# Problem description
Format the lines from the one containing "captcha-char-1[interactable]: 凤 xyxy=(56,150,113,232)" through the last line of the entries as a JSON list of strings, one string per line, skipping blank lines.

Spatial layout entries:
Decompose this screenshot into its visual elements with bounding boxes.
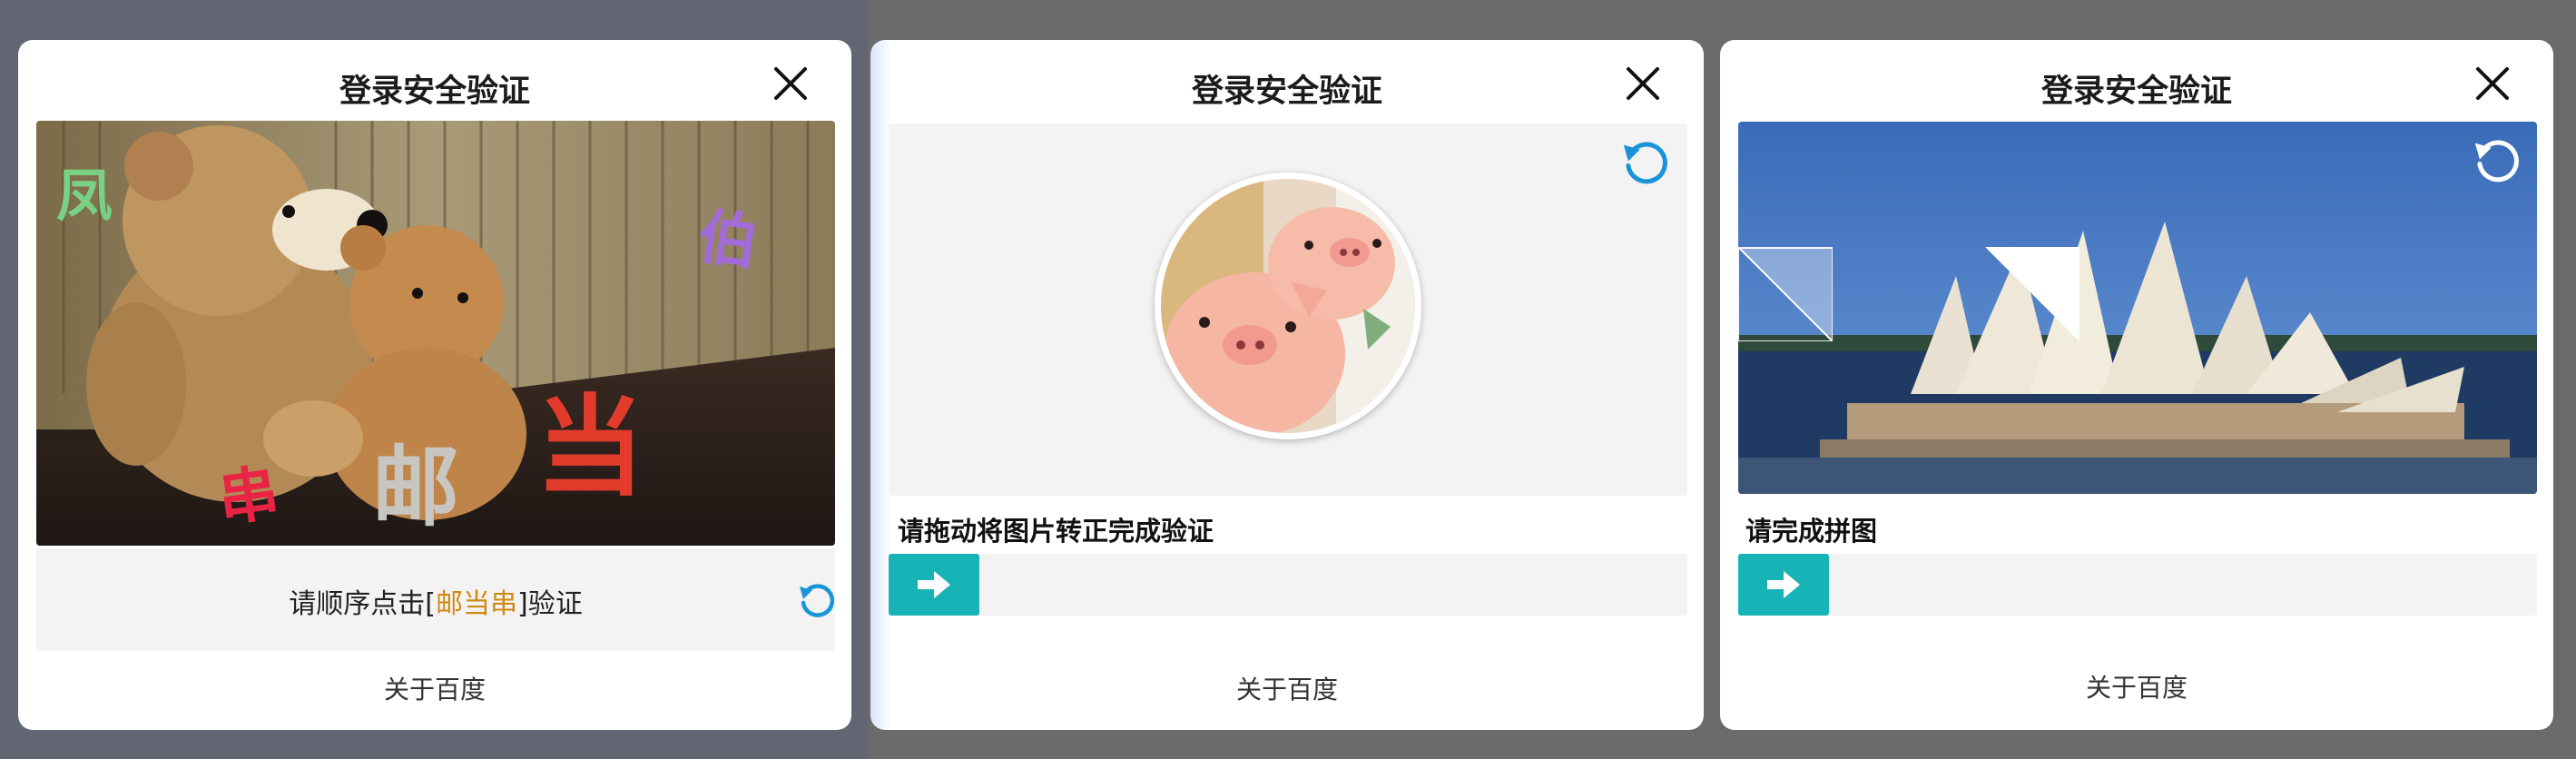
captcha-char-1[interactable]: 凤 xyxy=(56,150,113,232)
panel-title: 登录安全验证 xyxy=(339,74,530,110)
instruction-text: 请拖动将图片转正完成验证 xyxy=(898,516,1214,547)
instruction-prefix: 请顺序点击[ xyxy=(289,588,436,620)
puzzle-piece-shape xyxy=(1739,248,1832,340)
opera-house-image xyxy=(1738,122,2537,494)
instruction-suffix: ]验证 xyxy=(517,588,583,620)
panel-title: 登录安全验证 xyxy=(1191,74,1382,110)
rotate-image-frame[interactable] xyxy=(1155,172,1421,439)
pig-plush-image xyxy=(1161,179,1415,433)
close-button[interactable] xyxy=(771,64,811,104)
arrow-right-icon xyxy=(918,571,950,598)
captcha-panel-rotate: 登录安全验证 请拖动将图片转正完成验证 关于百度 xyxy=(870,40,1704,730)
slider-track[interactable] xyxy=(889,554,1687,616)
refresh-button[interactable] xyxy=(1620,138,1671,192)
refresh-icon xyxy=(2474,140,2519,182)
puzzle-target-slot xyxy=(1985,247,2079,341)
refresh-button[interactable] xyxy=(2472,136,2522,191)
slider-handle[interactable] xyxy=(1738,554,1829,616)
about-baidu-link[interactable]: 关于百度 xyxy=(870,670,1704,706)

# Final result
[
  "captcha-char-1[interactable]: 凤 xyxy=(56,150,113,232)",
  "panel-title: 登录安全验证 xyxy=(339,74,530,110)",
  "instruction-text: 请拖动将图片转正完成验证 xyxy=(898,516,1214,547)",
  "instruction-prefix: 请顺序点击[ xyxy=(289,588,436,620)",
  "puzzle-piece-shape xyxy=(1739,248,1832,340)",
  "opera-house-image xyxy=(1738,122,2537,494)",
  "instruction-suffix: ]验证 xyxy=(517,588,583,620)",
  "panel-title: 登录安全验证 xyxy=(1191,74,1382,110)",
  "rotate-image-frame[interactable] xyxy=(1155,172,1421,439)",
  "pig-plush-image xyxy=(1161,179,1415,433)",
  "close-button[interactable] xyxy=(771,64,811,104)",
  "arrow-right-icon xyxy=(918,571,950,598)",
  "captcha-panel-rotate: 登录安全验证 请拖动将图片转正完成验证 关于百度 xyxy=(870,40,1704,730)",
  "slider-track[interactable] xyxy=(889,554,1687,616)",
  "refresh-button[interactable] xyxy=(1620,138,1671,192)",
  "refresh-icon xyxy=(2474,140,2519,182)",
  "puzzle-target-slot xyxy=(1985,247,2079,341)",
  "refresh-button[interactable] xyxy=(2472,136,2522,191)",
  "slider-handle[interactable] xyxy=(1738,554,1829,616)",
  "about-baidu-link[interactable]: 关于百度 xyxy=(870,670,1704,706)"
]